▶ **WORK TO DO**:
Exactly reproduce the line containing "Output a JSON" and all later lines to the end of the entries, leaving the pictures out of your copy.

▶ **GIVEN RECORDS**:
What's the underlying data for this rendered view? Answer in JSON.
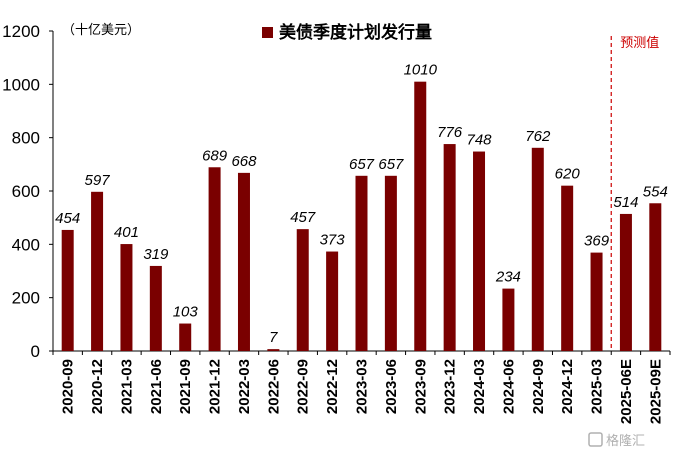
{
  "chart_data": {
    "type": "bar",
    "unit_label": "（十亿美元）",
    "legend": "美债季度计划发行量",
    "forecast_label": "预测值",
    "categories": [
      "2020-09",
      "2020-12",
      "2021-03",
      "2021-06",
      "2021-09",
      "2021-12",
      "2022-03",
      "2022-06",
      "2022-09",
      "2022-12",
      "2023-03",
      "2023-06",
      "2023-09",
      "2023-12",
      "2024-03",
      "2024-06",
      "2024-09",
      "2024-12",
      "2025-03",
      "2025-06E",
      "2025-09E"
    ],
    "series": [
      {
        "name": "美债季度计划发行量",
        "values": [
          454,
          597,
          401,
          319,
          103,
          689,
          668,
          7,
          457,
          373,
          657,
          657,
          1010,
          776,
          748,
          234,
          762,
          620,
          369,
          514,
          554
        ]
      }
    ],
    "ylim": [
      0,
      1200
    ],
    "yticks": [
      0,
      200,
      400,
      600,
      800,
      1000,
      1200
    ],
    "forecast_start_index": 19,
    "grid": false,
    "legend_position": "top-center",
    "bar_color": "#7a0000",
    "forecast_line_color": "#cc0000"
  },
  "watermark": "格隆汇"
}
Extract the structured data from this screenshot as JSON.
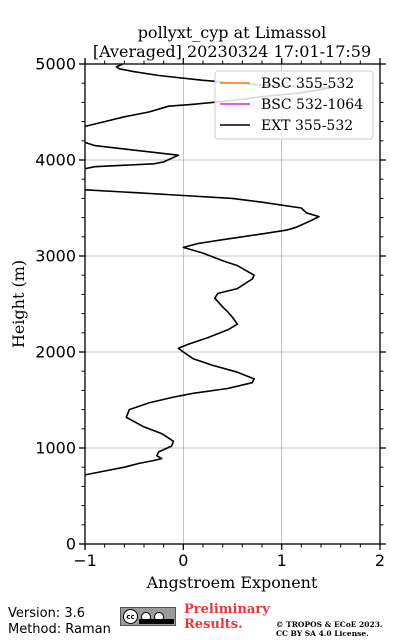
{
  "chart_data": {
    "type": "line",
    "title_line1": "pollyxt_cyp at Limassol",
    "title_line2": "[Averaged] 20230324 17:01-17:59",
    "xlabel": "Angstroem Exponent",
    "ylabel": "Height (m)",
    "xlim": [
      -1,
      2
    ],
    "ylim": [
      0,
      5000
    ],
    "xticks": [
      "−1",
      "0",
      "1",
      "2"
    ],
    "yticks": [
      "0",
      "1000",
      "2000",
      "3000",
      "4000",
      "5000"
    ],
    "grid": true,
    "legend_position": "top-right",
    "series": [
      {
        "name": "BSC 355-532",
        "color": "#ff7f0e",
        "points": []
      },
      {
        "name": "BSC 532-1064",
        "color": "#e020e0",
        "points": []
      },
      {
        "name": "EXT 355-532",
        "color": "#000000",
        "points": [
          [
            -1.0,
            720
          ],
          [
            -0.8,
            760
          ],
          [
            -0.6,
            800
          ],
          [
            -0.45,
            840
          ],
          [
            -0.3,
            870
          ],
          [
            -0.22,
            890
          ],
          [
            -0.27,
            920
          ],
          [
            -0.25,
            960
          ],
          [
            -0.12,
            1020
          ],
          [
            -0.1,
            1070
          ],
          [
            -0.22,
            1150
          ],
          [
            -0.4,
            1220
          ],
          [
            -0.58,
            1320
          ],
          [
            -0.55,
            1400
          ],
          [
            -0.35,
            1470
          ],
          [
            -0.1,
            1530
          ],
          [
            0.1,
            1570
          ],
          [
            0.45,
            1620
          ],
          [
            0.7,
            1680
          ],
          [
            0.72,
            1720
          ],
          [
            0.55,
            1790
          ],
          [
            0.3,
            1860
          ],
          [
            0.1,
            1930
          ],
          [
            0.0,
            2000
          ],
          [
            -0.05,
            2040
          ],
          [
            0.05,
            2080
          ],
          [
            0.25,
            2150
          ],
          [
            0.45,
            2230
          ],
          [
            0.55,
            2290
          ],
          [
            0.5,
            2360
          ],
          [
            0.45,
            2420
          ],
          [
            0.4,
            2470
          ],
          [
            0.32,
            2560
          ],
          [
            0.35,
            2610
          ],
          [
            0.55,
            2660
          ],
          [
            0.7,
            2760
          ],
          [
            0.72,
            2800
          ],
          [
            0.55,
            2900
          ],
          [
            0.4,
            2950
          ],
          [
            0.2,
            3030
          ],
          [
            0.0,
            3090
          ],
          [
            0.15,
            3130
          ],
          [
            0.4,
            3170
          ],
          [
            0.8,
            3230
          ],
          [
            1.05,
            3270
          ],
          [
            1.15,
            3300
          ],
          [
            1.3,
            3370
          ],
          [
            1.38,
            3410
          ],
          [
            1.25,
            3450
          ],
          [
            1.2,
            3500
          ],
          [
            0.8,
            3560
          ],
          [
            0.5,
            3600
          ],
          [
            0.0,
            3630
          ],
          [
            -0.5,
            3660
          ],
          [
            -1.0,
            3690
          ],
          [
            -1.05,
            3900
          ],
          [
            -0.9,
            3930
          ],
          [
            -0.3,
            3960
          ],
          [
            -0.2,
            3980
          ],
          [
            -0.05,
            4050
          ],
          [
            -0.9,
            4150
          ],
          [
            -1.05,
            4200
          ],
          [
            -1.05,
            4320
          ],
          [
            -1.0,
            4350
          ],
          [
            -0.8,
            4400
          ],
          [
            -0.6,
            4450
          ],
          [
            -0.35,
            4500
          ],
          [
            -0.15,
            4560
          ],
          [
            0.1,
            4580
          ],
          [
            0.5,
            4620
          ],
          [
            0.8,
            4660
          ],
          [
            1.2,
            4700
          ],
          [
            1.5,
            4750
          ],
          [
            0.8,
            4780
          ],
          [
            0.2,
            4830
          ],
          [
            -0.25,
            4880
          ],
          [
            -0.5,
            4920
          ],
          [
            -0.65,
            4950
          ],
          [
            -0.68,
            4970
          ],
          [
            -0.62,
            5000
          ]
        ]
      }
    ]
  },
  "footer": {
    "version": "Version: 3.6",
    "method": "Method: Raman",
    "license_badge_icon": "cc-by-sa-icon",
    "cc_text": "cc",
    "preliminary_line1": "Preliminary",
    "preliminary_line2": "Results.",
    "copyright_line1": "© TROPOS & ECoE 2023.",
    "copyright_line2": "CC BY SA 4.0 License."
  }
}
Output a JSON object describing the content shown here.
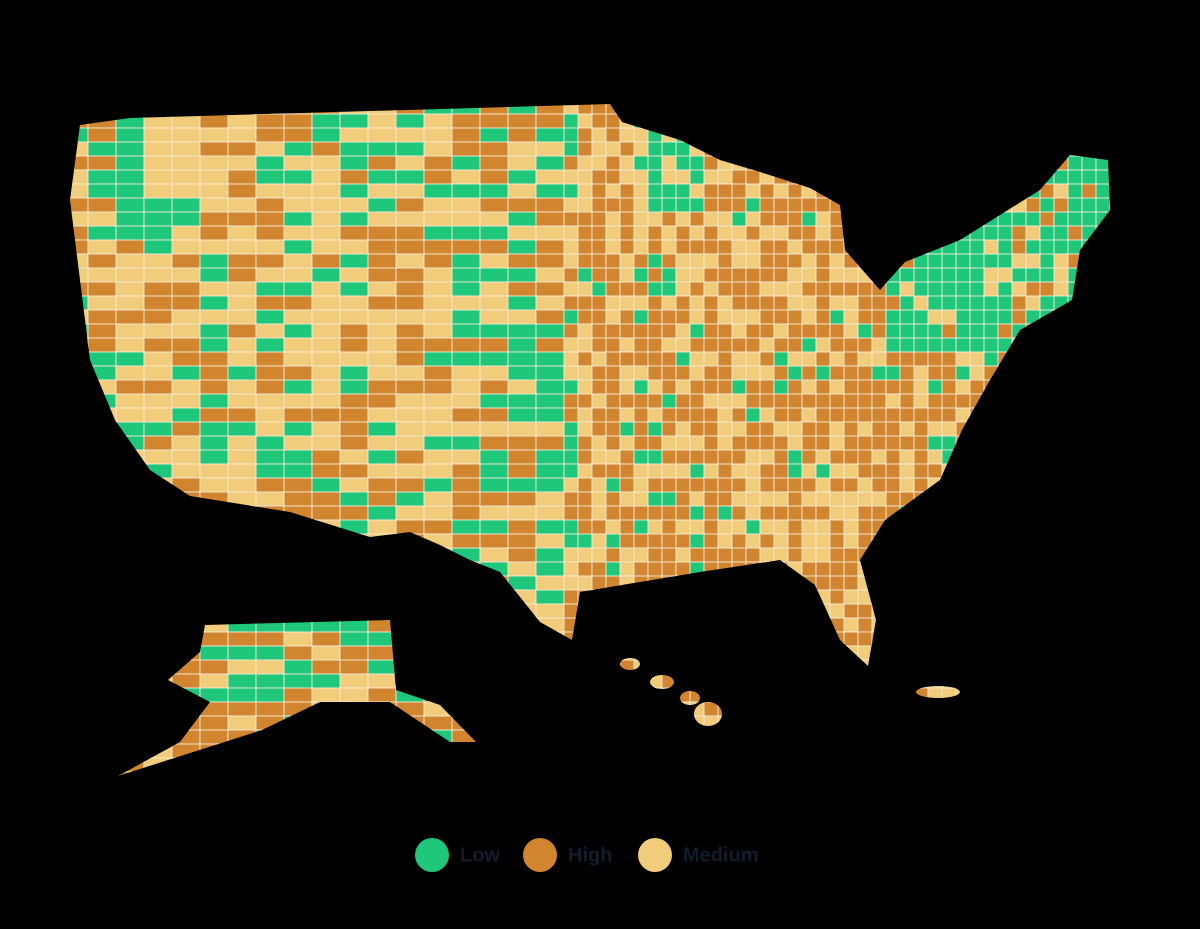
{
  "legend": {
    "items": [
      {
        "label": "Low",
        "color": "#1fc77b"
      },
      {
        "label": "High",
        "color": "#d1852f"
      },
      {
        "label": "Medium",
        "color": "#f1cc7a"
      }
    ]
  }
}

▶ **PROBLEM SOLUTION**:
Output a JSON object describing the content shown here.
{
  "legend": {
    "items": [
      {
        "label": "Low",
        "color": "#1fc77b"
      },
      {
        "label": "High",
        "color": "#d1852f"
      },
      {
        "label": "Medium",
        "color": "#f1cc7a"
      }
    ]
  }
}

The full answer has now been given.